§ **Task description**: Your task is to reproduce the material exactly.

Start of Records provided

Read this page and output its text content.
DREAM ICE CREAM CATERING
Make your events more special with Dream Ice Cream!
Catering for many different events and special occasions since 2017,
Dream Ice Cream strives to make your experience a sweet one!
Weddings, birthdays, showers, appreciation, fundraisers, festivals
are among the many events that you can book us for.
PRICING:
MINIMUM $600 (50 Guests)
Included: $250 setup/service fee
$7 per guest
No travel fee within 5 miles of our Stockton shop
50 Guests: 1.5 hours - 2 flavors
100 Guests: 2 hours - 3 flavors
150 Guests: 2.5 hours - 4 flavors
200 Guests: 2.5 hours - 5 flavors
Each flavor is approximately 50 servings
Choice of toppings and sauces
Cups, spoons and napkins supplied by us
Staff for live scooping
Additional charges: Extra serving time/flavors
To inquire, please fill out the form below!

End of Records provided

§ **Exercise result**:
Read this page and output its text content.
DREAM ICE CREAM CATERING
Make your events more special with Dream Ice Cream!
Catering for many different events and special occasions since 2017,
Dream Ice Cream strives to make your experience a sweet one!
Weddings, birthdays, showers, appreciation, fundraisers, festivals
are among the many events that you can book us for.
PRICING:
MINIMUM $600 (50 Guests)
Included: $250 setup/service fee
$7 per guest
No travel fee within 5 miles of our Stockton shop
50 Guests: 1.5 hours - 2 flavors
100 Guests: 2 hours - 3 flavors
150 Guests: 2.5 hours - 4 flavors
200 Guests: 2.5 hours - 5 flavors
Each flavor is approximately 50 servings
Choice of toppings and sauces
Cups, spoons and napkins supplied by us
Staff for live scooping
Additional charges: Extra serving time/flavors
To inquire, please fill out the form below!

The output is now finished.